## [Task input]

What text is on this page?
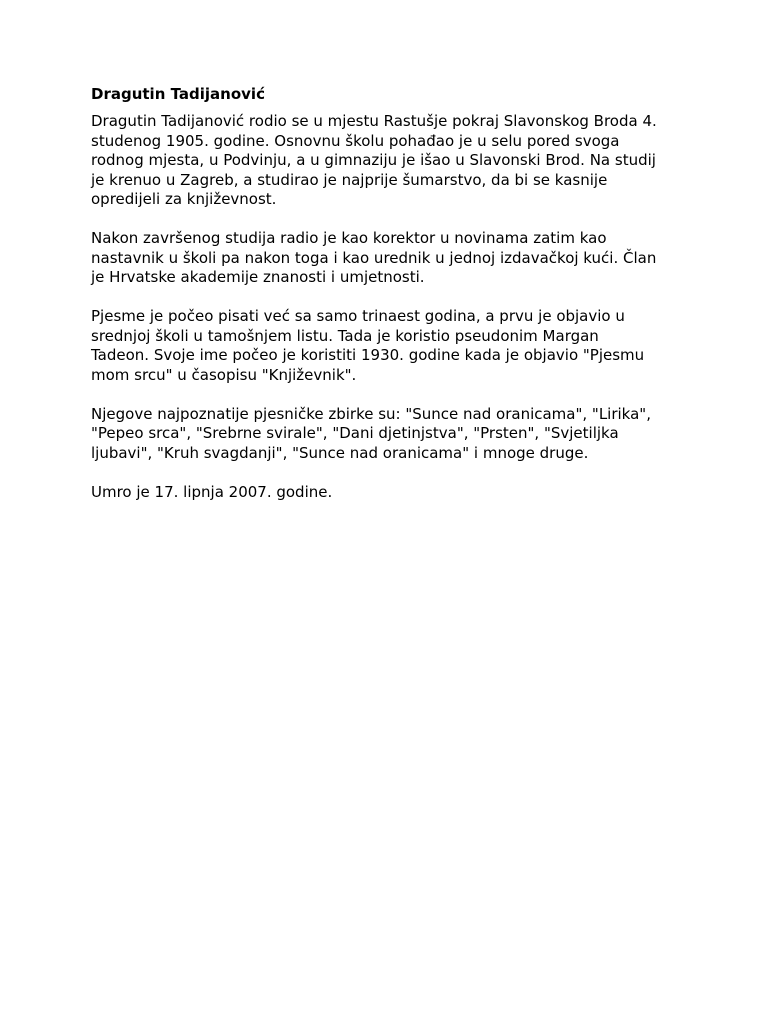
Dragutin Tadijanović
Dragutin Tadijanović rodio se u mjestu Rastušje pokraj Slavonskog Broda 4.
studenog 1905. godine. Osnovnu školu pohađao je u selu pored svoga
rodnog mjesta, u Podvinju, a u gimnaziju je išao u Slavonski Brod. Na studij
je krenuo u Zagreb, a studirao je najprije šumarstvo, da bi se kasnije
opredijeli za književnost.
Nakon završenog studija radio je kao korektor u novinama zatim kao
nastavnik u školi pa nakon toga i kao urednik u jednoj izdavačkoj kući. Član
je Hrvatske akademije znanosti i umjetnosti.
Pjesme je počeo pisati već sa samo trinaest godina, a prvu je objavio u
srednjoj školi u tamošnjem listu. Tada je koristio pseudonim Margan
Tadeon. Svoje ime počeo je koristiti 1930. godine kada je objavio "Pjesmu
mom srcu" u časopisu "Književnik".
Njegove najpoznatije pjesničke zbirke su: "Sunce nad oranicama", "Lirika",
"Pepeo srca", "Srebrne svirale", "Dani djetinjstva", "Prsten", "Svjetiljka
ljubavi", "Kruh svagdanji", "Sunce nad oranicama" i mnoge druge.
Umro je 17. lipnja 2007. godine.
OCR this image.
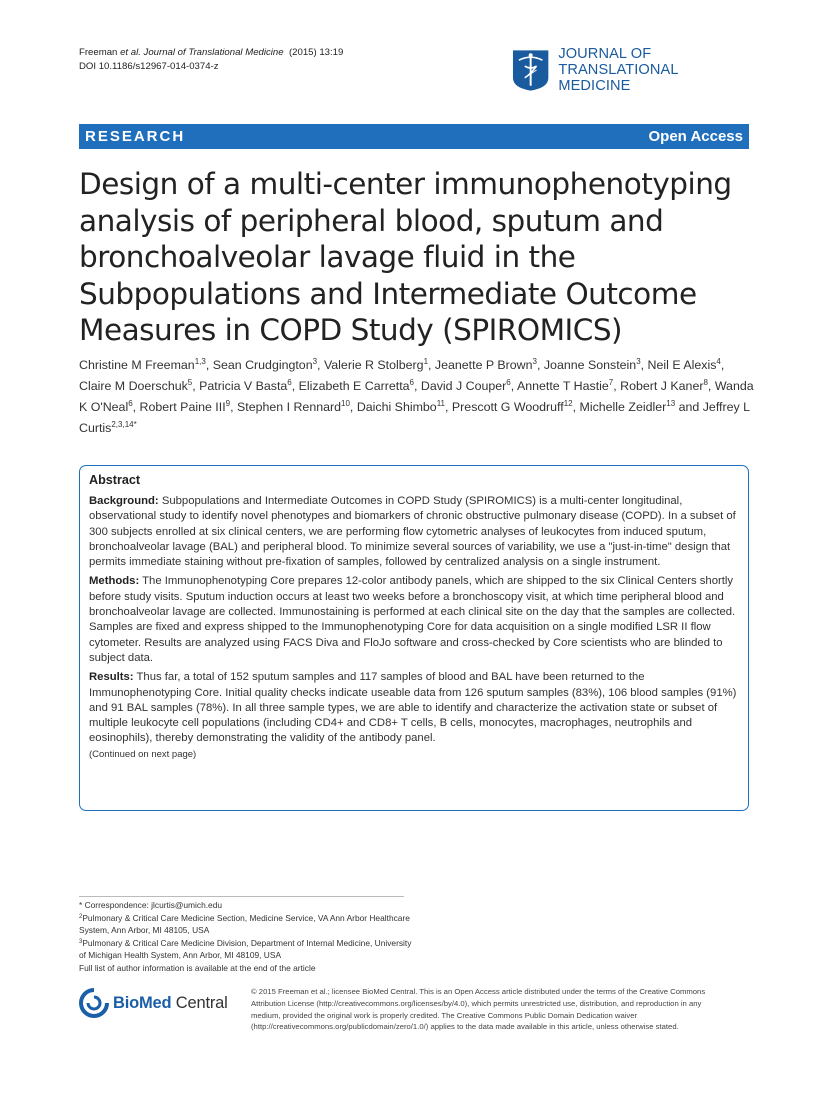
Freeman et al. Journal of Translational Medicine (2015) 13:19
DOI 10.1186/s12967-014-0374-z
JOURNAL OF
TRANSLATIONAL MEDICINE
RESEARCH	Open Access
Design of a multi-center immunophenotyping analysis of peripheral blood, sputum and bronchoalveolar lavage fluid in the Subpopulations and Intermediate Outcome Measures in COPD Study (SPIROMICS)
Christine M Freeman$^{1,3}$, Sean Crudgington$^3$, Valerie R Stolberg$^1$, Jeanette P Brown$^3$, Joanne Sonstein$^3$, Neil E Alexis$^4$, Claire M Doerschuk$^5$, Patricia V Basta$^6$, Elizabeth E Carretta$^6$, David J Couper$^6$, Annette T Hastie$^7$, Robert J Kaner$^8$, Wanda K O'Neal$^6$, Robert Paine III$^9$, Stephen I Rennard$^{10}$, Daichi Shimbo$^{11}$, Prescott G Woodruff$^{12}$, Michelle Zeidler$^{13}$ and Jeffrey L Curtis$^{2,3,14*}$
Abstract

Background: Subpopulations and Intermediate Outcomes in COPD Study (SPIROMICS) is a multi-center longitudinal, observational study to identify novel phenotypes and biomarkers of chronic obstructive pulmonary disease (COPD). In a subset of 300 subjects enrolled at six clinical centers, we are performing flow cytometric analyses of leukocytes from induced sputum, bronchoalveolar lavage (BAL) and peripheral blood. To minimize several sources of variability, we use a "just-in-time" design that permits immediate staining without pre-fixation of samples, followed by centralized analysis on a single instrument.

Methods: The Immunophenotyping Core prepares 12-color antibody panels, which are shipped to the six Clinical Centers shortly before study visits. Sputum induction occurs at least two weeks before a bronchoscopy visit, at which time peripheral blood and bronchoalveolar lavage are collected. Immunostaining is performed at each clinical site on the day that the samples are collected. Samples are fixed and express shipped to the Immunophenotyping Core for data acquisition on a single modified LSR II flow cytometer. Results are analyzed using FACS Diva and FloJo software and cross-checked by Core scientists who are blinded to subject data.

Results: Thus far, a total of 152 sputum samples and 117 samples of blood and BAL have been returned to the Immunophenotyping Core. Initial quality checks indicate useable data from 126 sputum samples (83%), 106 blood samples (91%) and 91 BAL samples (78%). In all three sample types, we are able to identify and characterize the activation state or subset of multiple leukocyte cell populations (including CD4+ and CD8+ T cells, B cells, monocytes, macrophages, neutrophils and eosinophils), thereby demonstrating the validity of the antibody panel.

(Continued on next page)
* Correspondence: jlcurtis@umich.edu
$^2$Pulmonary & Critical Care Medicine Section, Medicine Service, VA Ann Arbor Healthcare System, Ann Arbor, MI 48105, USA
$^3$Pulmonary & Critical Care Medicine Division, Department of Internal Medicine, University of Michigan Health System, Ann Arbor, MI 48109, USA
Full list of author information is available at the end of the article
BioMed Central
© 2015 Freeman et al.; licensee BioMed Central. This is an Open Access article distributed under the terms of the Creative Commons Attribution License (http://creativecommons.org/licenses/by/4.0), which permits unrestricted use, distribution, and reproduction in any medium, provided the original work is properly credited. The Creative Commons Public Domain Dedication waiver (http://creativecommons.org/publicdomain/zero/1.0/) applies to the data made available in this article, unless otherwise stated.
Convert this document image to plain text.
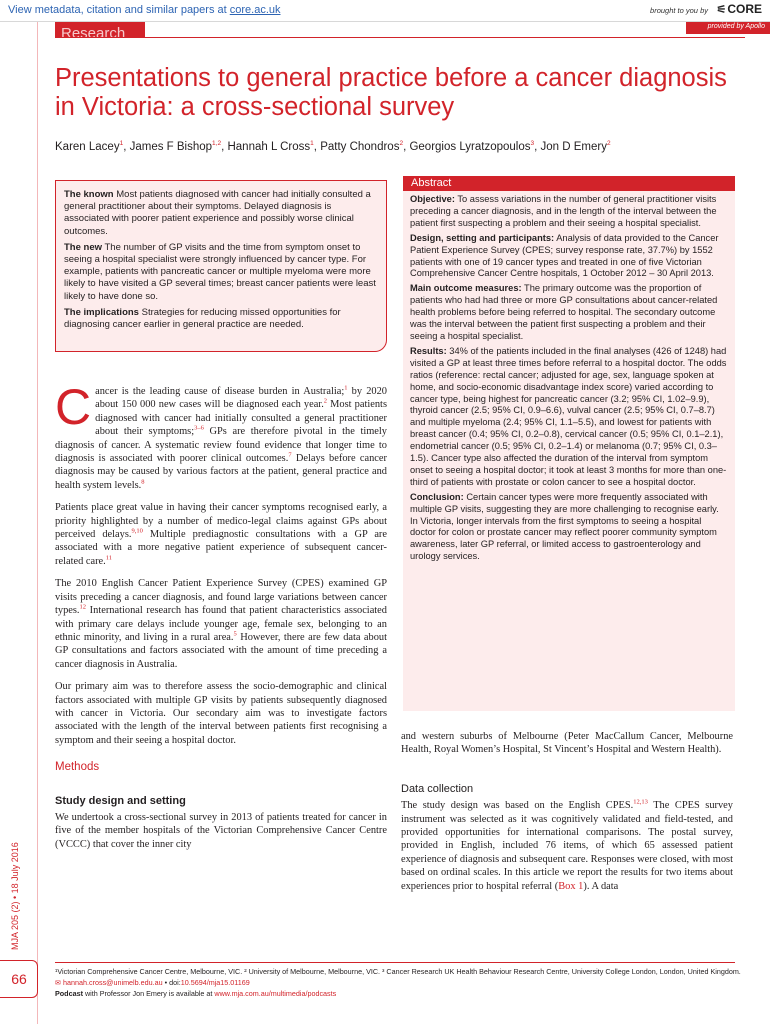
View metadata, citation and similar papers at core.ac.uk	brought to you by ⚟CORE
provided by Apollo
Research
Presentations to general practice before a cancer diagnosis in Victoria: a cross-sectional survey
Karen Lacey$^1$, James F Bishop$^{1,2}$, Hannah L Cross$^1$, Patty Chondros$^2$, Georgios Lyratzopoulos$^3$, Jon D Emery$^2$

The known Most patients diagnosed with cancer had initially consulted a general practitioner about their symptoms. Delayed diagnosis is associated with poorer patient experience and possibly worse clinical outcomes.

The new The number of GP visits and the time from symptom onset to seeing a hospital specialist were strongly influenced by cancer type. For example, patients with pancreatic cancer or multiple myeloma were more likely to have visited a GP several times; breast cancer patients were least likely to have done so.

The implications Strategies for reducing missed opportunities for diagnosing cancer earlier in general practice are needed.

Abstract

Objective: To assess variations in the number of general practitioner visits preceding a cancer diagnosis, and in the length of the interval between the patient first suspecting a problem and their seeing a hospital specialist.

Design, setting and participants: Analysis of data provided to the Cancer Patient Experience Survey (CPES; survey response rate, 37.7%) by 1552 patients with one of 19 cancer types and treated in one of five Victorian Comprehensive Cancer Centre hospitals, 1 October 2012 – 30 April 2013.

Main outcome measures: The primary outcome was the proportion of patients who had had three or more GP consultations about cancer-related health problems before being referred to hospital. The secondary outcome was the interval between the patient first suspecting a problem and their seeing a hospital specialist.

Results: 34% of the patients included in the final analyses (426 of 1248) had visited a GP at least three times before referral to a hospital doctor. The odds ratios (reference: rectal cancer; adjusted for age, sex, language spoken at home, and socio-economic disadvantage index score) varied according to cancer type, being highest for pancreatic cancer (3.2; 95% CI, 1.02–9.9), thyroid cancer (2.5; 95% CI, 0.9–6.6), vulval cancer (2.5; 95% CI, 0.7–8.7) and multiple myeloma (2.4; 95% CI, 1.1–5.5), and lowest for patients with breast cancer (0.4; 95% CI, 0.2–0.8), cervical cancer (0.5; 95% CI, 0.1–2.1), endometrial cancer (0.5; 95% CI, 0.2–1.4) or melanoma (0.7; 95% CI, 0.3–1.5). Cancer type also affected the duration of the interval from symptom onset to seeing a hospital doctor; it took at least 3 months for more than one-third of patients with prostate or colon cancer to see a hospital doctor.

Conclusion: Certain cancer types were more frequently associated with multiple GP visits, suggesting they are more challenging to recognise early. In Victoria, longer intervals from the first symptoms to seeing a hospital doctor for colon or prostate cancer may reflect poorer community symptom awareness, later GP referral, or limited access to gastroenterology and urology services.

Cancer is the leading cause of disease burden in Australia;$^1$ by 2020 about 150 000 new cases will be diagnosed each year.$^2$ Most patients diagnosed with cancer had initially consulted a general practitioner about their symptoms;$^{3-6}$ GPs are therefore pivotal in the timely diagnosis of cancer. A systematic review found evidence that longer time to diagnosis is associated with poorer clinical outcomes.$^7$ Delays before cancer diagnosis may be caused by various factors at the patient, general practice and health system levels.$^8$

Patients place great value in having their cancer symptoms recognised early, a priority highlighted by a number of medico-legal claims against GPs about perceived delays.$^{9,10}$ Multiple prediagnostic consultations with a GP are associated with a more negative patient experience of subsequent cancer-related care.$^{11}$

The 2010 English Cancer Patient Experience Survey (CPES) examined GP visits preceding a cancer diagnosis, and found large variations between cancer types.$^{12}$ International research has found that patient characteristics associated with primary care delays include younger age, female sex, belonging to an ethnic minority, and living in a rural area.$^5$ However, there are few data about GP consultations and factors associated with the amount of time preceding a cancer diagnosis in Australia.

Our primary aim was to therefore assess the socio-demographic and clinical factors associated with multiple GP visits by patients subsequently diagnosed with cancer in Victoria. Our secondary aim was to investigate factors associated with the length of the interval between patients first recognising a symptom and their seeing a hospital doctor.

Methods
Study design and setting

We undertook a cross-sectional survey in 2013 of patients treated for cancer in five of the member hospitals of the Victorian Comprehensive Cancer Centre (VCCC) that cover the inner city

and western suburbs of Melbourne (Peter MacCallum Cancer, Melbourne Health, Royal Women’s Hospital, St Vincent’s Hospital and Western Health).

Data collection

The study design was based on the English CPES.$^{12,13}$ The CPES survey instrument was selected as it was cognitively validated and field-tested, and provided opportunities for international comparisons. The postal survey, provided in English, included 76 items, of which 65 assessed patient experience of diagnosis and subsequent care. Responses were closed, with most based on ordinal scales. In this article we report the results for two items about experiences prior to hospital referral (Box 1). A data

MJA 205 (2) • 18 July 2016
66	¹Victorian Comprehensive Cancer Centre, Melbourne, VIC. ² University of Melbourne, Melbourne, VIC. ³ Cancer Research UK Health Behaviour Research Centre, University College London, London, United Kingdom.
✉ hannah.cross@unimelb.edu.au • doi:10.5694/mja15.01169
Podcast with Professor Jon Emery is available at www.mja.com.au/multimedia/podcasts
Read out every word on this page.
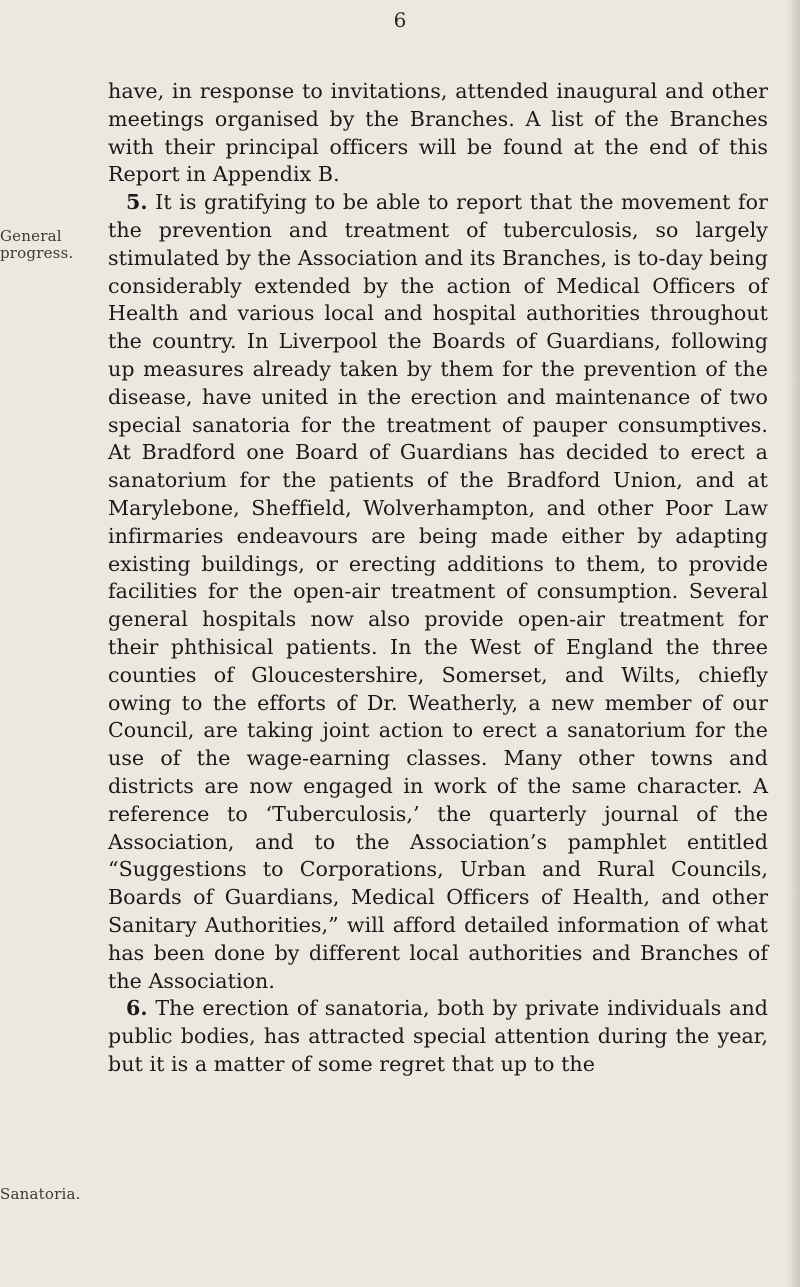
6
General progress.
Sanatoria.

have, in response to invitations, attended inaugural and other meetings organised by the Branches. A list of the Branches with their principal officers will be found at the end of this Report in Appendix B.

5. It is gratifying to be able to report that the movement for the prevention and treatment of tuberculosis, so largely stimulated by the Association and its Branches, is to-day being considerably extended by the action of Medical Officers of Health and various local and hospital authorities throughout the country. In Liverpool the Boards of Guardians, following up measures already taken by them for the prevention of the disease, have united in the erection and maintenance of two special sanatoria for the treatment of pauper consumptives. At Bradford one Board of Guardians has decided to erect a sanatorium for the patients of the Bradford Union, and at Marylebone, Sheffield, Wolverhampton, and other Poor Law infirmaries endeavours are being made either by adapting existing buildings, or erecting additions to them, to provide facilities for the open-air treatment of consumption. Several general hospitals now also provide open-air treatment for their phthisical patients. In the West of England the three counties of Gloucestershire, Somerset, and Wilts, chiefly owing to the efforts of Dr. Weatherly, a new member of our Council, are taking joint action to erect a sanatorium for the use of the wage-earning classes. Many other towns and districts are now engaged in work of the same character. A reference to ‘Tuberculosis,’ the quarterly journal of the Association, and to the Association’s pamphlet entitled “Suggestions to Corporations, Urban and Rural Councils, Boards of Guardians, Medical Officers of Health, and other Sanitary Authorities,” will afford detailed information of what has been done by different local authorities and Branches of the Association.

6. The erection of sanatoria, both by private individuals and public bodies, has attracted special attention during the year, but it is a matter of some regret that up to the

## [Your instructions]
Wherever the string "image" appears in a line of the records, copy that line.

## [Solution]
OCR this image.
Convert this document image to plain text.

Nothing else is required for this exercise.